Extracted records
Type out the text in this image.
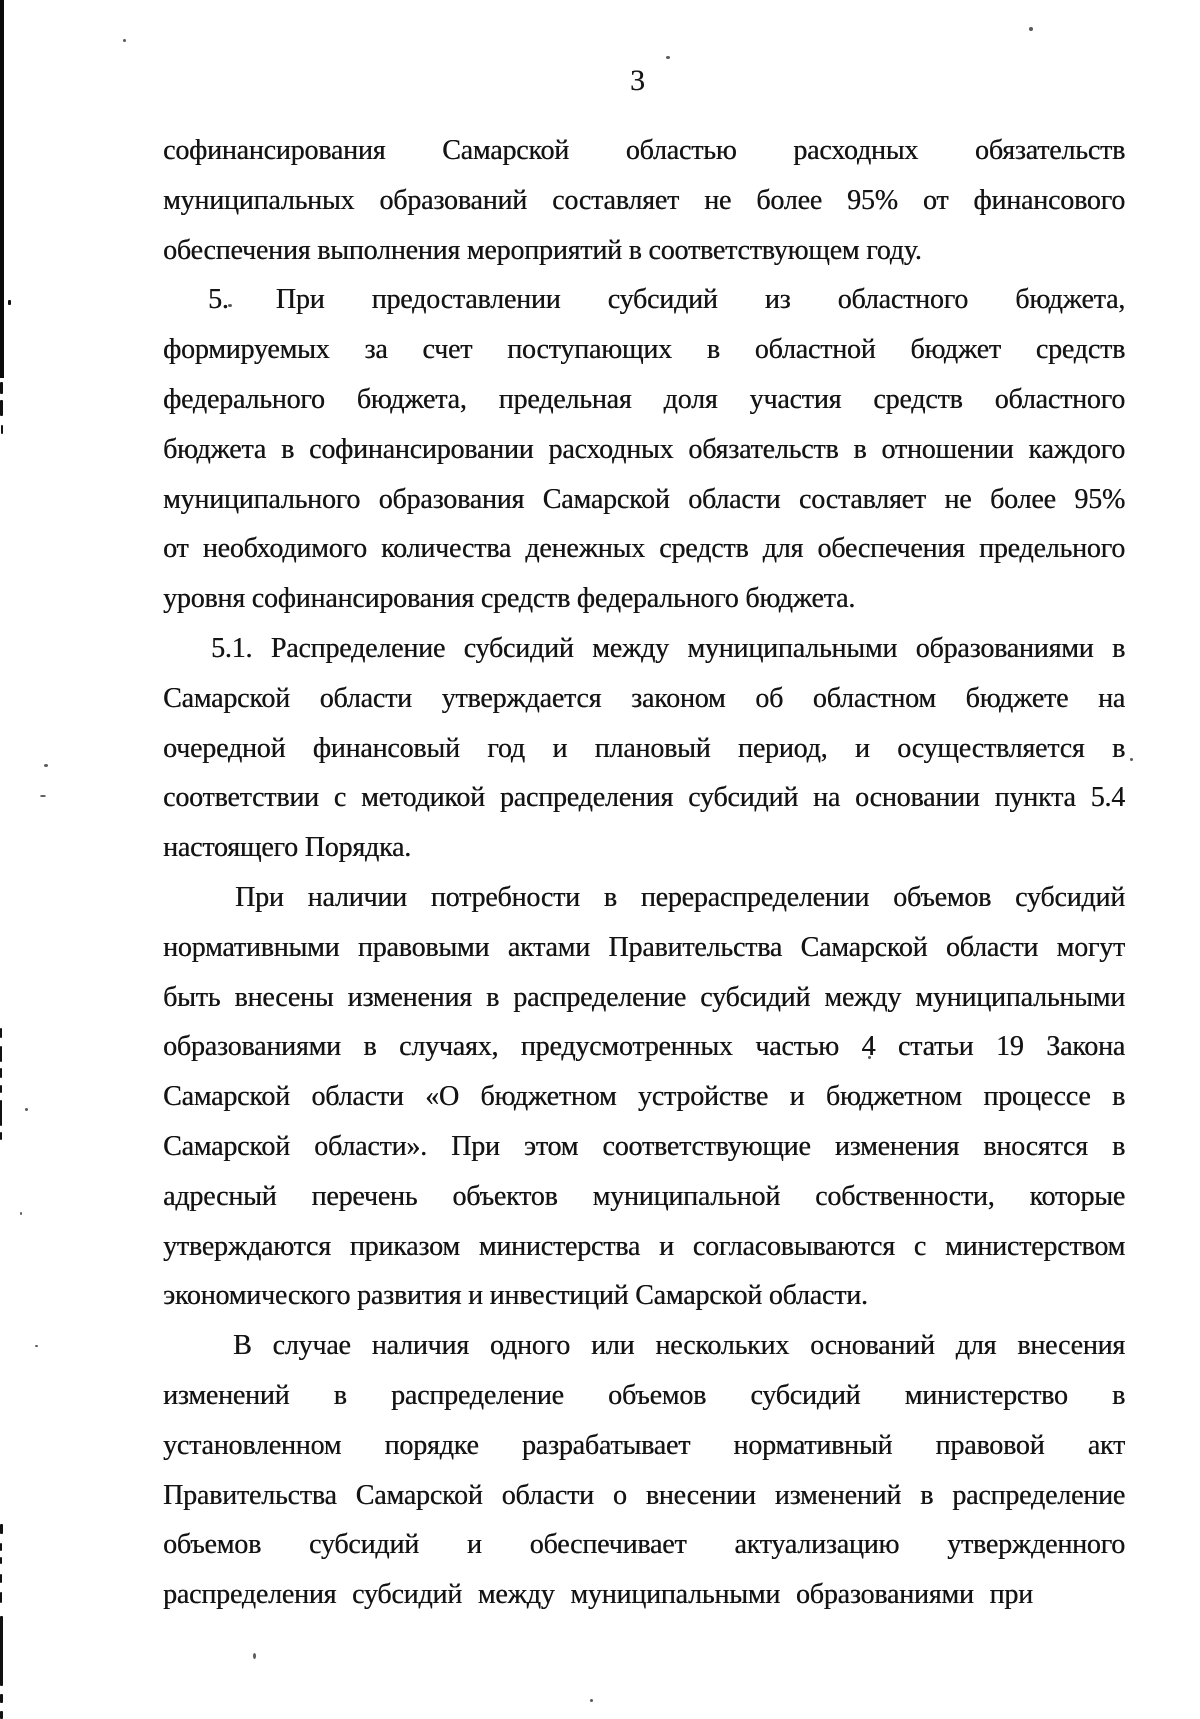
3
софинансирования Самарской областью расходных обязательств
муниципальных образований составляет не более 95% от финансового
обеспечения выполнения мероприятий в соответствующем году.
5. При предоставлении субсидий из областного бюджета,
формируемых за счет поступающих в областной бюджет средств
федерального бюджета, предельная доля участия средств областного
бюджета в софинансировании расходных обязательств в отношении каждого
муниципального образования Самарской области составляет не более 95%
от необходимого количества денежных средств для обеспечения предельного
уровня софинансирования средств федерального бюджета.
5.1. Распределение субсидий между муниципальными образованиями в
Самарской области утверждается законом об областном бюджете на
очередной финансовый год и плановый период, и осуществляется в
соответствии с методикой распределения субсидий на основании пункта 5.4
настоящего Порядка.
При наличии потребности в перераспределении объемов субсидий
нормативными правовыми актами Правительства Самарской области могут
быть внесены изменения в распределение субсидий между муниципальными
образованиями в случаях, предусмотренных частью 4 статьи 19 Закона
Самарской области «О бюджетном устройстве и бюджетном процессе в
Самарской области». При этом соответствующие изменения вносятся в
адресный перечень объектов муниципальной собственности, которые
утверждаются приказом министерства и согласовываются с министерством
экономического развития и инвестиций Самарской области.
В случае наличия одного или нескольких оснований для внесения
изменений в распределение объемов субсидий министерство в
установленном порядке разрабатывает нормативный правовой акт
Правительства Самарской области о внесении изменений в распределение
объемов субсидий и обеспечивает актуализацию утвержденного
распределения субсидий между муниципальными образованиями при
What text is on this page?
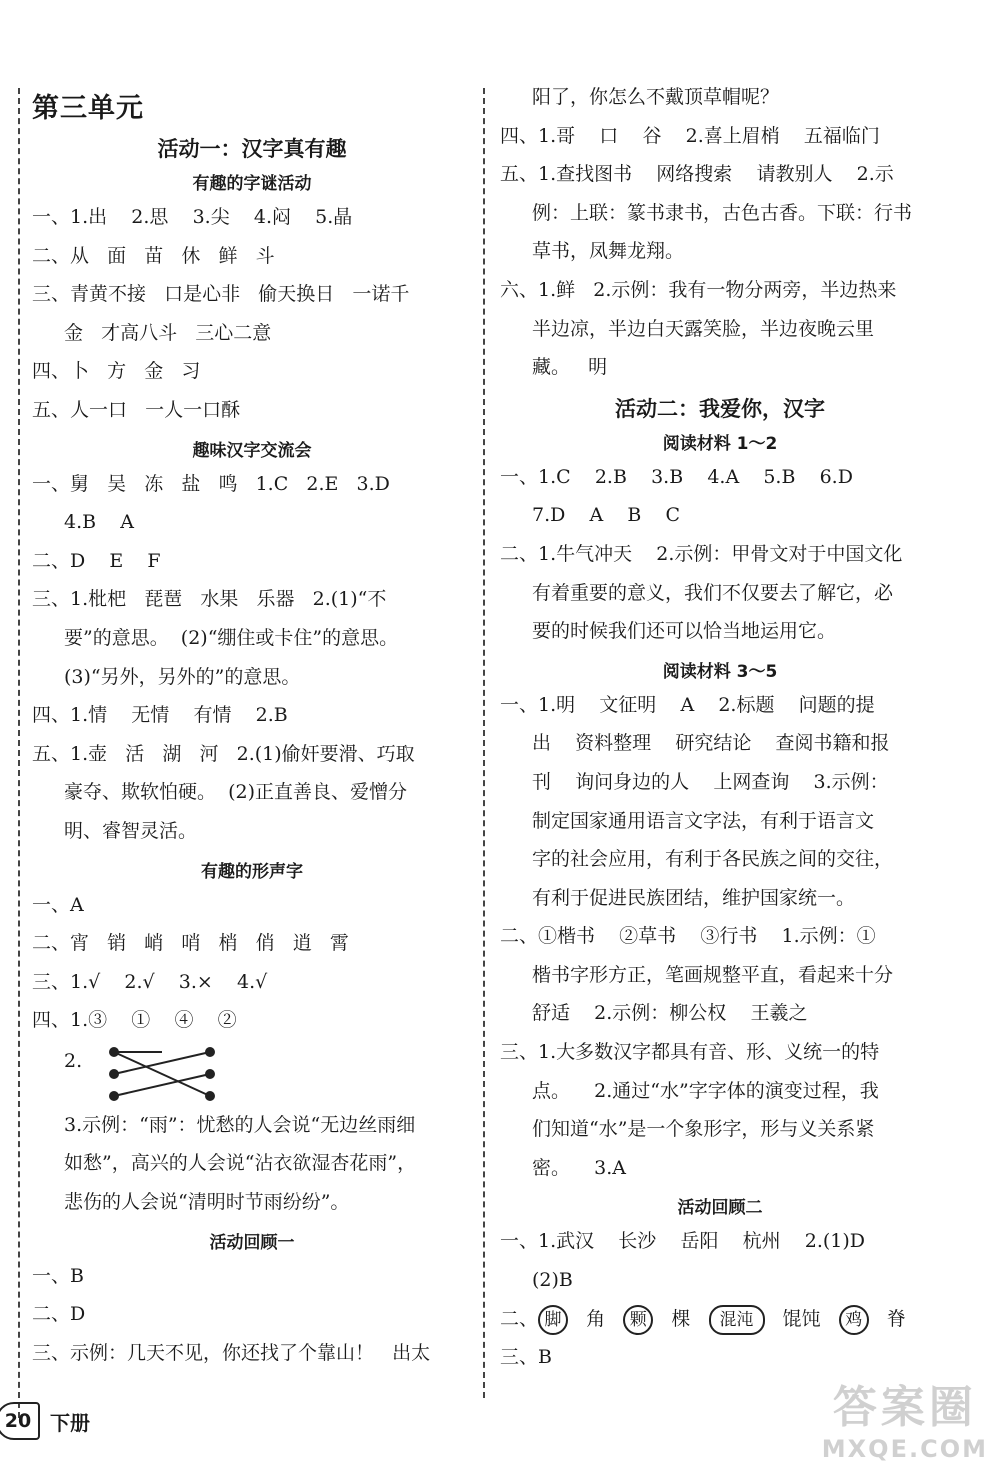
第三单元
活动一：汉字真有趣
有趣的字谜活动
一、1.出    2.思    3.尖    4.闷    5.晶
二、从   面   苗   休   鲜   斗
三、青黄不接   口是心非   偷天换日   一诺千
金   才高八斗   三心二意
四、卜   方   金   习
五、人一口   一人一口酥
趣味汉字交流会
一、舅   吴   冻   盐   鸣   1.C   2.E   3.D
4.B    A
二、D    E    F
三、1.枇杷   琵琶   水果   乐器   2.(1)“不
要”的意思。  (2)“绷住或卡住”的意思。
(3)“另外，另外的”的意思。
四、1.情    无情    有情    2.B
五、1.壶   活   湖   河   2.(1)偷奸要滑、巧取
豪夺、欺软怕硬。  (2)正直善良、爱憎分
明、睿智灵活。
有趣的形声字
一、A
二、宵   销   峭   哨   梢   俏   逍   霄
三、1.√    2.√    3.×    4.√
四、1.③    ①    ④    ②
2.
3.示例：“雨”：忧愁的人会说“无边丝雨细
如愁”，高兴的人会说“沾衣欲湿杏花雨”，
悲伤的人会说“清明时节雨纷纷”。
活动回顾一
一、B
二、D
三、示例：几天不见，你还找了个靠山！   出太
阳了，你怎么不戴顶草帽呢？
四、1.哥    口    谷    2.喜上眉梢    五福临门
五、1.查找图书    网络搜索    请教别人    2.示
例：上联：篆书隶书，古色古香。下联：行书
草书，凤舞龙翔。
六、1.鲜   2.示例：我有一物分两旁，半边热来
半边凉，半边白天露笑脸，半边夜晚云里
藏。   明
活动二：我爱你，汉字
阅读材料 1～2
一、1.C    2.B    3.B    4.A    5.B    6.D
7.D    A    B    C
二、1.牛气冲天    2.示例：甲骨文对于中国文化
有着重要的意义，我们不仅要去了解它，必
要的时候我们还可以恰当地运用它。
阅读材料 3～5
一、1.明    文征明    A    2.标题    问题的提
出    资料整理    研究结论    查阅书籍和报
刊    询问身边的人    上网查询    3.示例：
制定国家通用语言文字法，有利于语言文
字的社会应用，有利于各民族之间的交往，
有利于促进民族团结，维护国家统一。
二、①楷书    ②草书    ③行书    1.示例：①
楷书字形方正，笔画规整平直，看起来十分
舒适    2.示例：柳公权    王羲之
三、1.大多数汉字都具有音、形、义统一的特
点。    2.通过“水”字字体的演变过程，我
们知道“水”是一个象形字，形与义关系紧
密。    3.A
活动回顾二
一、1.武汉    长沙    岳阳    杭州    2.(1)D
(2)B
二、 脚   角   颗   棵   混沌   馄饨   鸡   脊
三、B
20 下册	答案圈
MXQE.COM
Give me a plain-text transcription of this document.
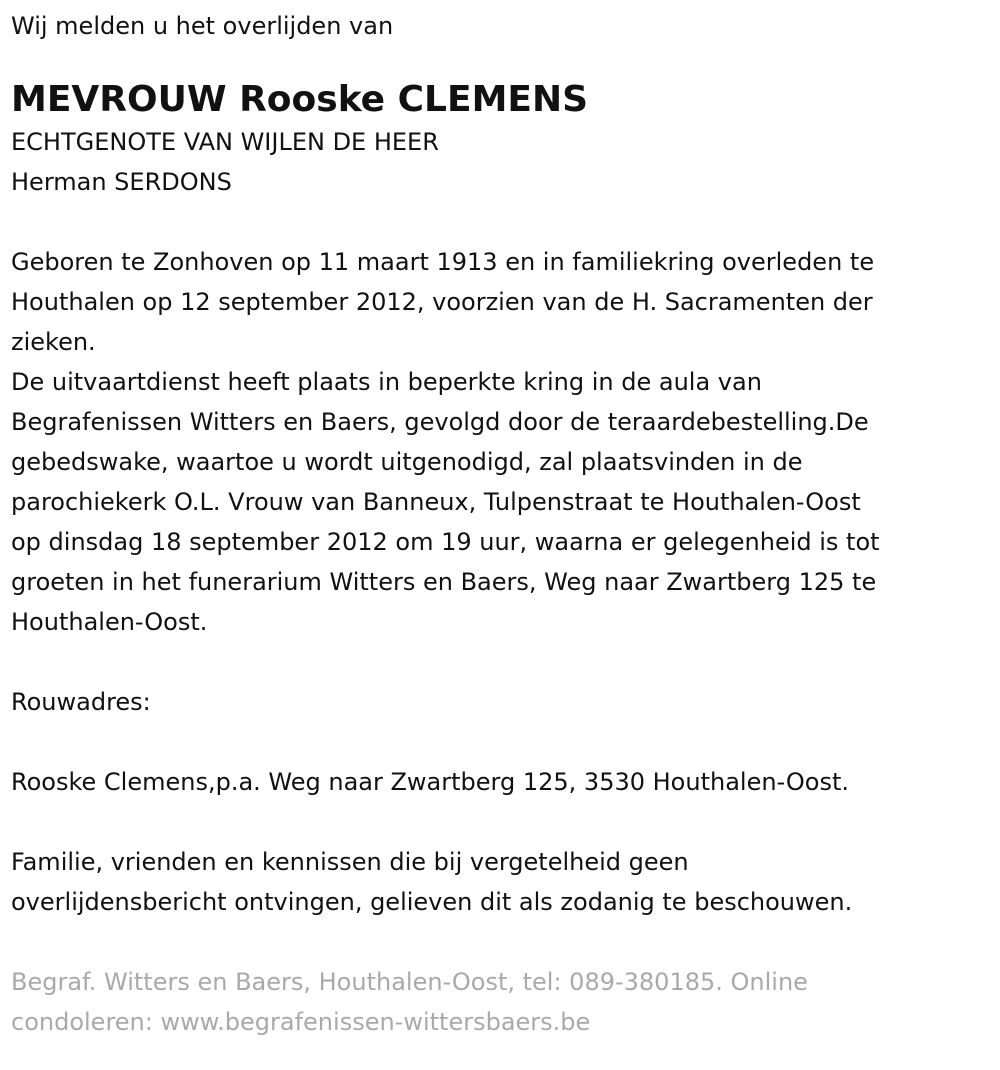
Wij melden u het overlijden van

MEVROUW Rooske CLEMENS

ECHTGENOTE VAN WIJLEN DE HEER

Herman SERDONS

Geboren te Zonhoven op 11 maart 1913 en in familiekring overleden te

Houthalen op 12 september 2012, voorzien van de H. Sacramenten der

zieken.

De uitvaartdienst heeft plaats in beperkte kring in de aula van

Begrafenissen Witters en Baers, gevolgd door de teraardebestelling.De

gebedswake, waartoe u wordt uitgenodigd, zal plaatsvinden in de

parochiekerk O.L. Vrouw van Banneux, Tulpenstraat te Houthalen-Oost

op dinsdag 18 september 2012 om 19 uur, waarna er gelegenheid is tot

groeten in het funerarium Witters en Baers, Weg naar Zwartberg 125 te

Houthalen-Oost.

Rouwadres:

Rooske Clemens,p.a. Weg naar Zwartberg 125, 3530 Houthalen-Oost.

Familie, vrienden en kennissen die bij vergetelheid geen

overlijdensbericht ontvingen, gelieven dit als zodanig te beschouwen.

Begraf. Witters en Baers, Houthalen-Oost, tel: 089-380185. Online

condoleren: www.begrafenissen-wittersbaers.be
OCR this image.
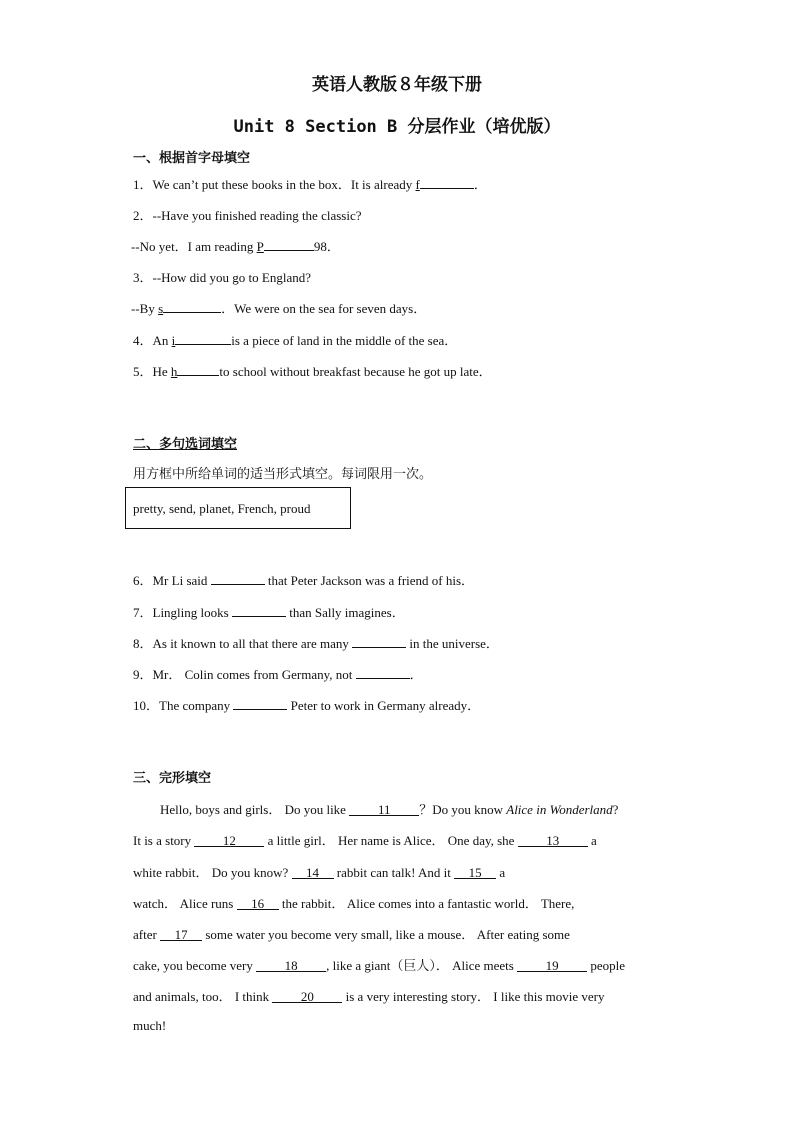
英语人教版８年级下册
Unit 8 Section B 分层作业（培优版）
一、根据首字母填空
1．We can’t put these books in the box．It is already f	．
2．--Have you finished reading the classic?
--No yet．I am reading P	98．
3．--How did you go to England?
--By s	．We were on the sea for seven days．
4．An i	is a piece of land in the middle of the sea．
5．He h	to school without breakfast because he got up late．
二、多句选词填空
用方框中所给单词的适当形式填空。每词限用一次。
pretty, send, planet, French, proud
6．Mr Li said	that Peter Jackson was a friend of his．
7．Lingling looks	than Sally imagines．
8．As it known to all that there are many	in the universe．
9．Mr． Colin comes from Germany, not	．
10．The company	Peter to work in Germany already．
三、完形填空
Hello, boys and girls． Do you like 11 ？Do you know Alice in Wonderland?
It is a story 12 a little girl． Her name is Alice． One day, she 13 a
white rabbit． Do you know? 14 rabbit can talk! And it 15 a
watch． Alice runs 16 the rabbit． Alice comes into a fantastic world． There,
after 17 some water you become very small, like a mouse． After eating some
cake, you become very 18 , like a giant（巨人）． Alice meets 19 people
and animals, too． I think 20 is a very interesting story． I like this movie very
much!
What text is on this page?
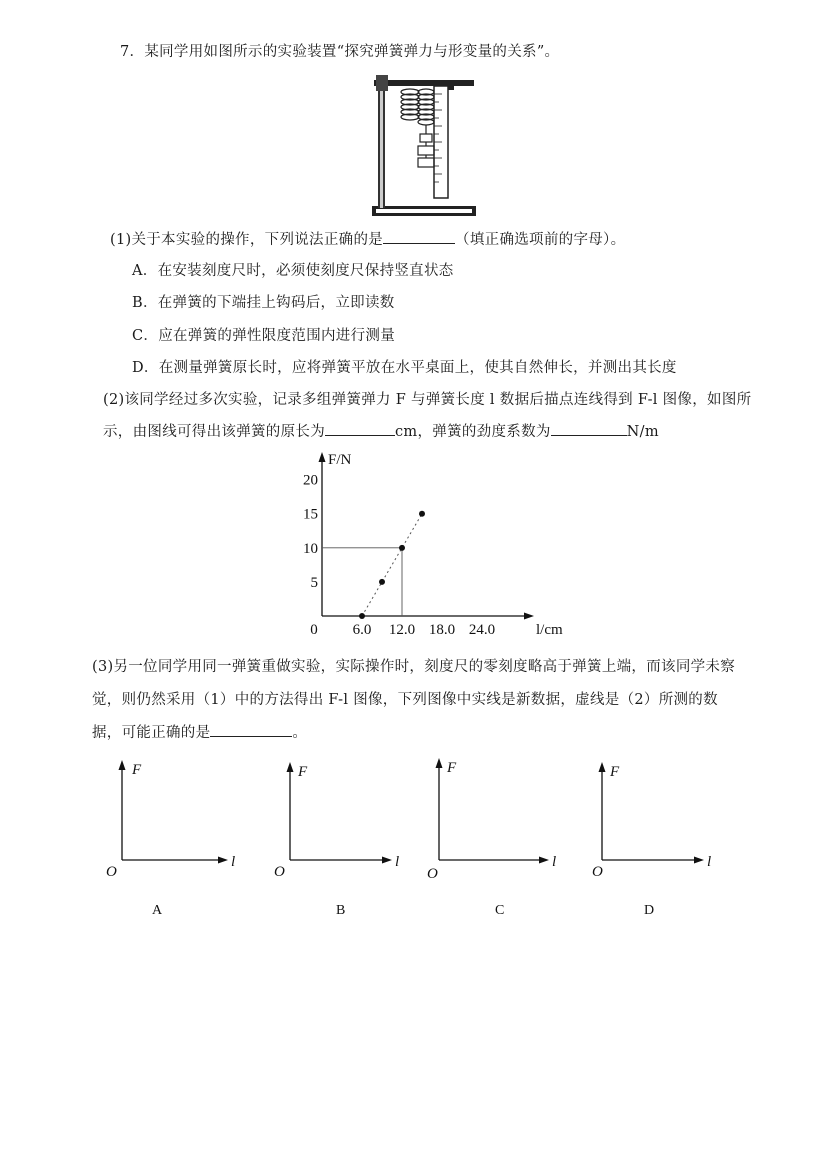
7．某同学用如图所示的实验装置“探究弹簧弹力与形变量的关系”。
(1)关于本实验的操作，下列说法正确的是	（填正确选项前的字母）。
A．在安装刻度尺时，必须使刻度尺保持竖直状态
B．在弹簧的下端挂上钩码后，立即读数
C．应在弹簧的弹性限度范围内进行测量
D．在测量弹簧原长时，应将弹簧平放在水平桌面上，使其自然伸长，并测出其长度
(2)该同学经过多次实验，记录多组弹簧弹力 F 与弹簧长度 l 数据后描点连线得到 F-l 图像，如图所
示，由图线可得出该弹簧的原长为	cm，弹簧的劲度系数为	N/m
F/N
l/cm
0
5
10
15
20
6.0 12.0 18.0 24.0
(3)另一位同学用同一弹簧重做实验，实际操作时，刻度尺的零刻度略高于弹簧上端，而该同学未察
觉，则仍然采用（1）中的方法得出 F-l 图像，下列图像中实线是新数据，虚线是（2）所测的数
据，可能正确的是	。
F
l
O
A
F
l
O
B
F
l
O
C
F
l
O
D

▸ **Do this**:
Select every line of the records holding the string "обеспечения".

▸ **Completed task**:
обеспечения выполнения мероприятий в соответствующем году.
от необходимого количества денежных средств для обеспечения предельного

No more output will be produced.